Transcribe the records below exactly as they appear, omitting any pictures.

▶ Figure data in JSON
-- START --

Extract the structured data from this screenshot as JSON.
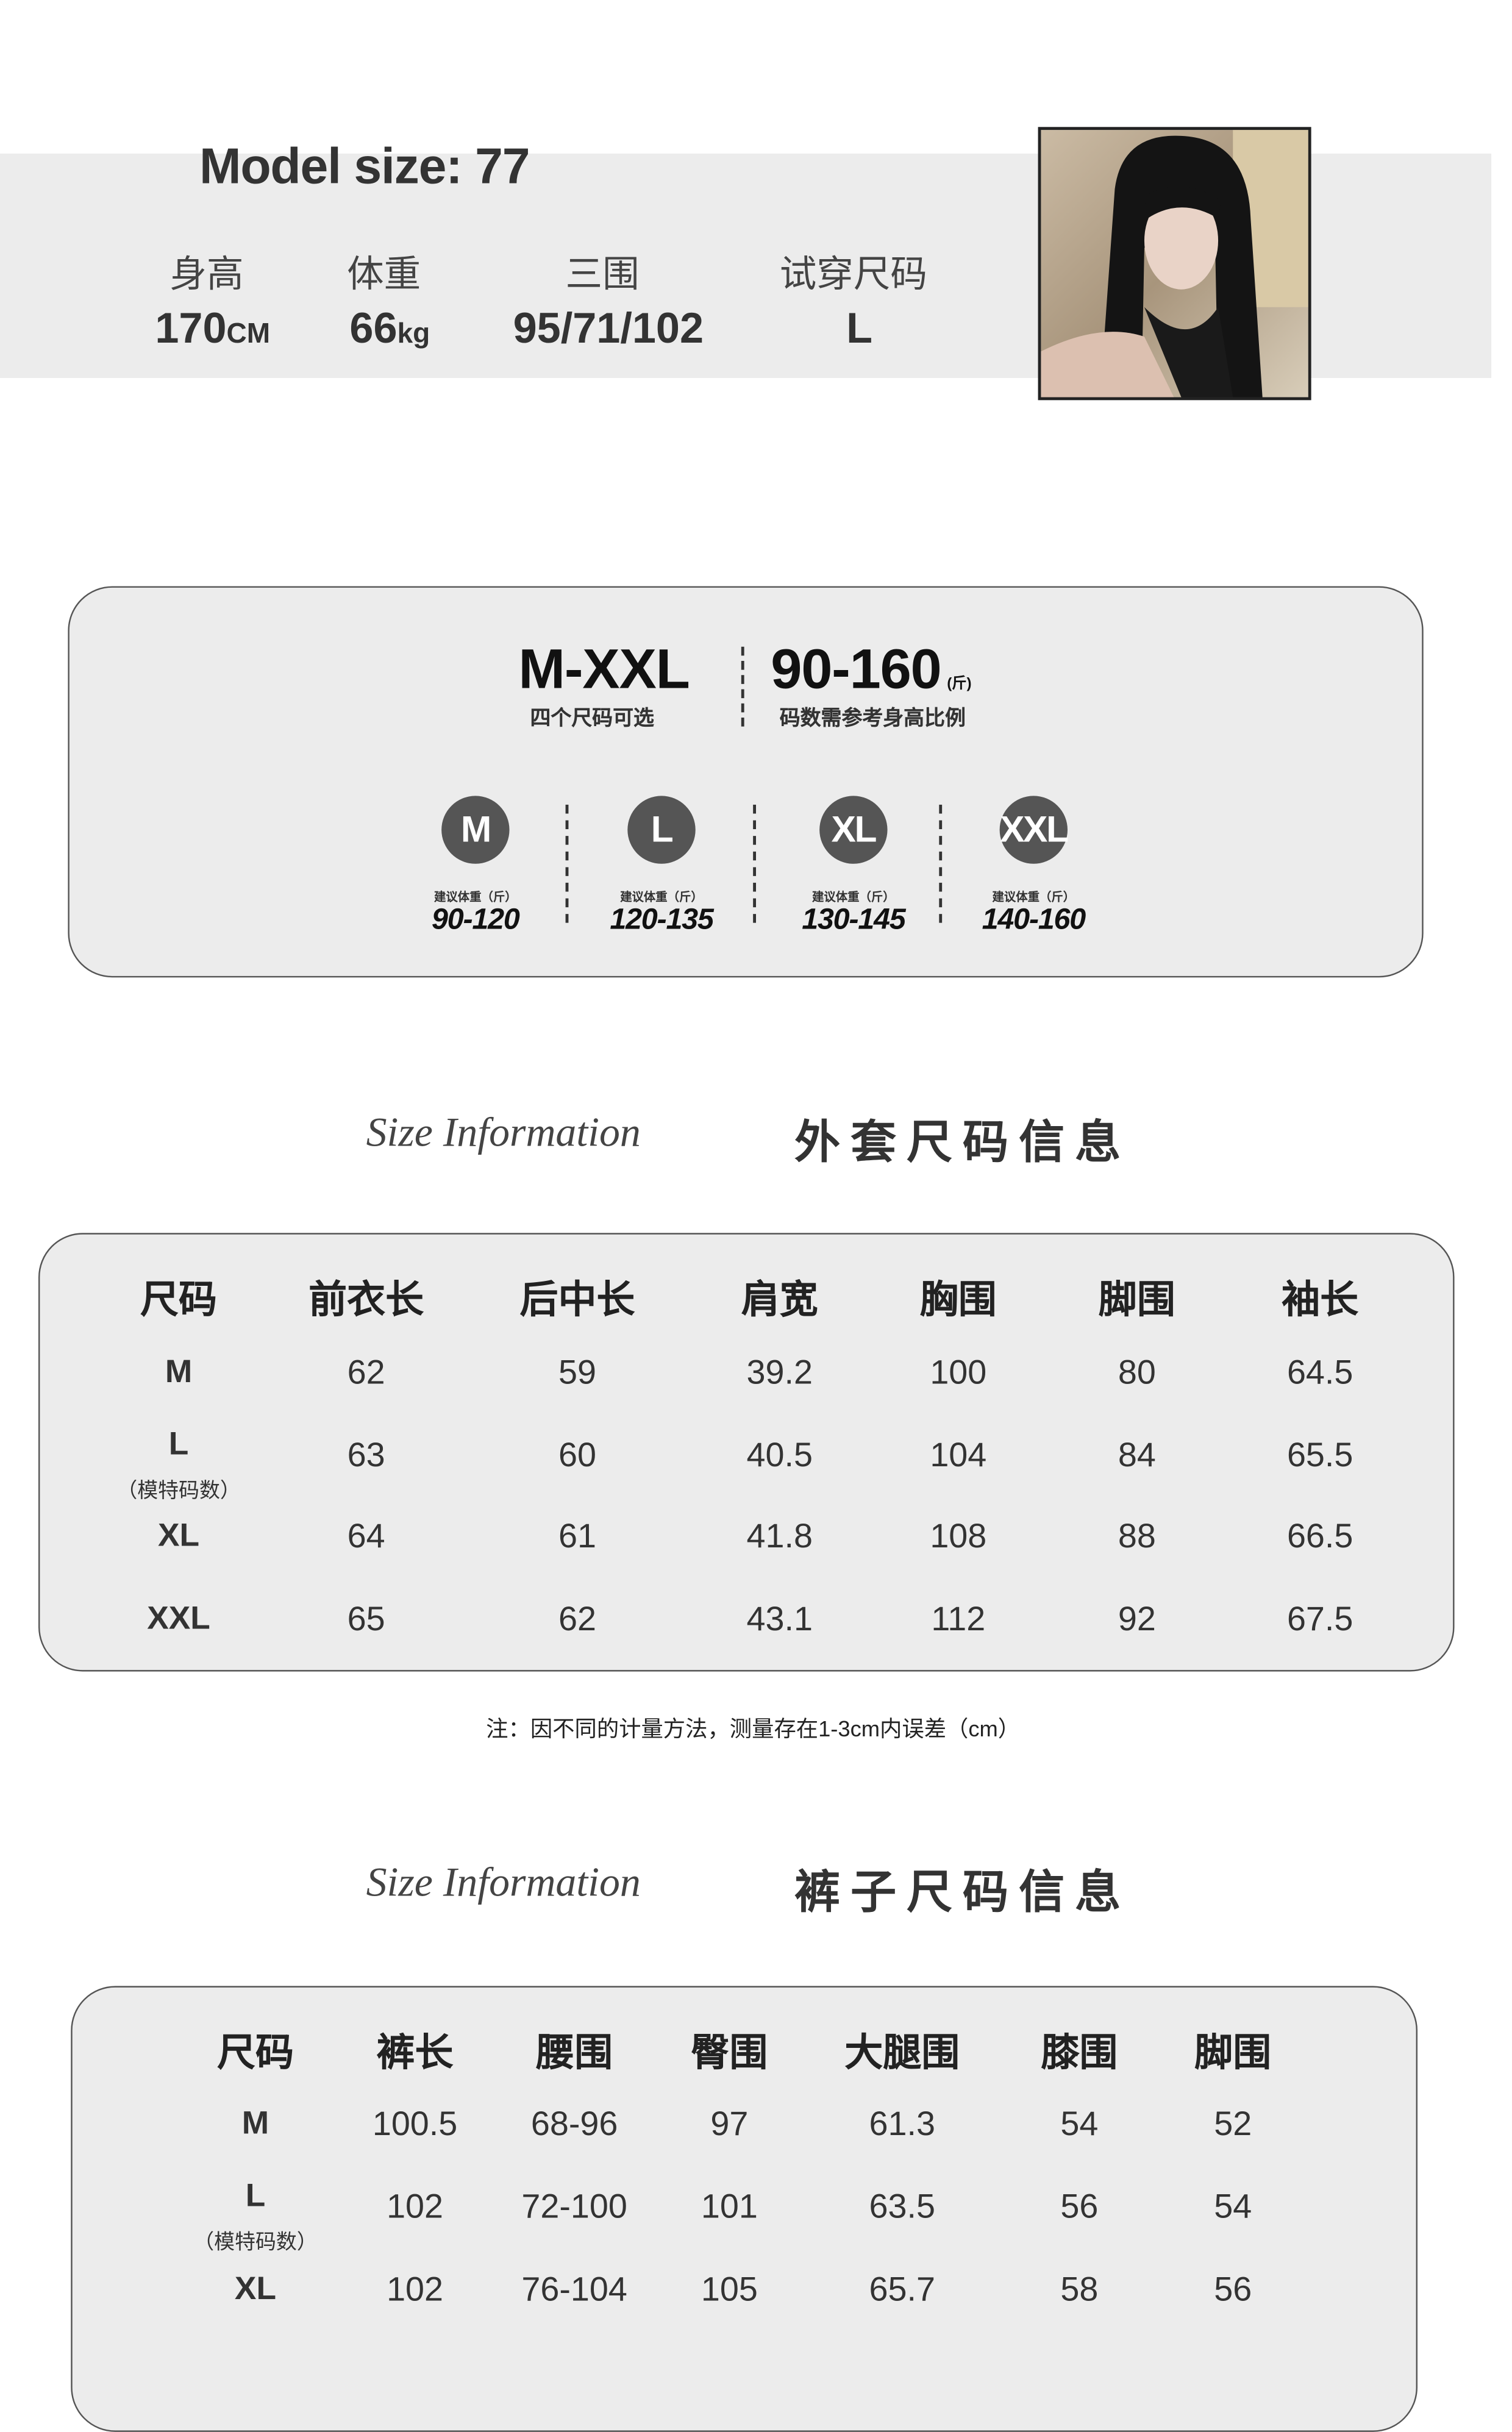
{
  "model": {
    "title": "Model size: 77",
    "labels": [
      "身高",
      "体重",
      "三围",
      "试穿尺码"
    ],
    "values": [
      {
        "num": "170",
        "unit": "CM"
      },
      {
        "num": "66",
        "unit": "kg"
      },
      {
        "num": "95/71/102",
        "unit": ""
      },
      {
        "num": "L",
        "unit": ""
      }
    ]
  },
  "range": {
    "sizes": "M-XXL",
    "sizes_sub": "四个尺码可选",
    "weights": "90-160",
    "weights_unit": "(斤)",
    "weights_sub": "码数需参考身高比例",
    "items": [
      {
        "size": "M",
        "label": "建议体重（斤）",
        "value": "90-120"
      },
      {
        "size": "L",
        "label": "建议体重（斤）",
        "value": "120-135"
      },
      {
        "size": "XL",
        "label": "建议体重（斤）",
        "value": "130-145"
      },
      {
        "size": "XXL",
        "label": "建议体重（斤）",
        "value": "140-160"
      }
    ]
  },
  "coat": {
    "script": "Size Information",
    "title": "外套尺码信息",
    "headers": [
      "尺码",
      "前衣长",
      "后中长",
      "肩宽",
      "胸围",
      "脚围",
      "袖长"
    ],
    "rows": [
      [
        "M",
        "62",
        "59",
        "39.2",
        "100",
        "80",
        "64.5"
      ],
      [
        "L",
        "63",
        "60",
        "40.5",
        "104",
        "84",
        "65.5"
      ],
      [
        "XL",
        "64",
        "61",
        "41.8",
        "108",
        "88",
        "66.5"
      ],
      [
        "XXL",
        "65",
        "62",
        "43.1",
        "112",
        "92",
        "67.5"
      ]
    ],
    "model_note": "（模特码数）"
  },
  "note": "注：因不同的计量方法，测量存在1-3cm内误差（cm）",
  "pants": {
    "script": "Size Information",
    "title": "裤子尺码信息",
    "headers": [
      "尺码",
      "裤长",
      "腰围",
      "臀围",
      "大腿围",
      "膝围",
      "脚围"
    ],
    "rows": [
      [
        "M",
        "100.5",
        "68-96",
        "97",
        "61.3",
        "54",
        "52"
      ],
      [
        "L",
        "102",
        "72-100",
        "101",
        "63.5",
        "56",
        "54"
      ],
      [
        "XL",
        "102",
        "76-104",
        "105",
        "65.7",
        "58",
        "56"
      ]
    ],
    "model_note": "（模特码数）"
  }
}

-- END --

▶ Full output
Extract the structured data from this screenshot as JSON.
{
  "model": {
    "title": "Model size: 77",
    "labels": [
      "身高",
      "体重",
      "三围",
      "试穿尺码"
    ],
    "values": [
      {
        "num": "170",
        "unit": "CM"
      },
      {
        "num": "66",
        "unit": "kg"
      },
      {
        "num": "95/71/102",
        "unit": ""
      },
      {
        "num": "L",
        "unit": ""
      }
    ]
  },
  "range": {
    "sizes": "M-XXL",
    "sizes_sub": "四个尺码可选",
    "weights": "90-160",
    "weights_unit": "(斤)",
    "weights_sub": "码数需参考身高比例",
    "items": [
      {
        "size": "M",
        "label": "建议体重（斤）",
        "value": "90-120"
      },
      {
        "size": "L",
        "label": "建议体重（斤）",
        "value": "120-135"
      },
      {
        "size": "XL",
        "label": "建议体重（斤）",
        "value": "130-145"
      },
      {
        "size": "XXL",
        "label": "建议体重（斤）",
        "value": "140-160"
      }
    ]
  },
  "coat": {
    "script": "Size Information",
    "title": "外套尺码信息",
    "headers": [
      "尺码",
      "前衣长",
      "后中长",
      "肩宽",
      "胸围",
      "脚围",
      "袖长"
    ],
    "rows": [
      [
        "M",
        "62",
        "59",
        "39.2",
        "100",
        "80",
        "64.5"
      ],
      [
        "L",
        "63",
        "60",
        "40.5",
        "104",
        "84",
        "65.5"
      ],
      [
        "XL",
        "64",
        "61",
        "41.8",
        "108",
        "88",
        "66.5"
      ],
      [
        "XXL",
        "65",
        "62",
        "43.1",
        "112",
        "92",
        "67.5"
      ]
    ],
    "model_note": "（模特码数）"
  },
  "note": "注：因不同的计量方法，测量存在1-3cm内误差（cm）",
  "pants": {
    "script": "Size Information",
    "title": "裤子尺码信息",
    "headers": [
      "尺码",
      "裤长",
      "腰围",
      "臀围",
      "大腿围",
      "膝围",
      "脚围"
    ],
    "rows": [
      [
        "M",
        "100.5",
        "68-96",
        "97",
        "61.3",
        "54",
        "52"
      ],
      [
        "L",
        "102",
        "72-100",
        "101",
        "63.5",
        "56",
        "54"
      ],
      [
        "XL",
        "102",
        "76-104",
        "105",
        "65.7",
        "58",
        "56"
      ]
    ],
    "model_note": "（模特码数）"
  }
}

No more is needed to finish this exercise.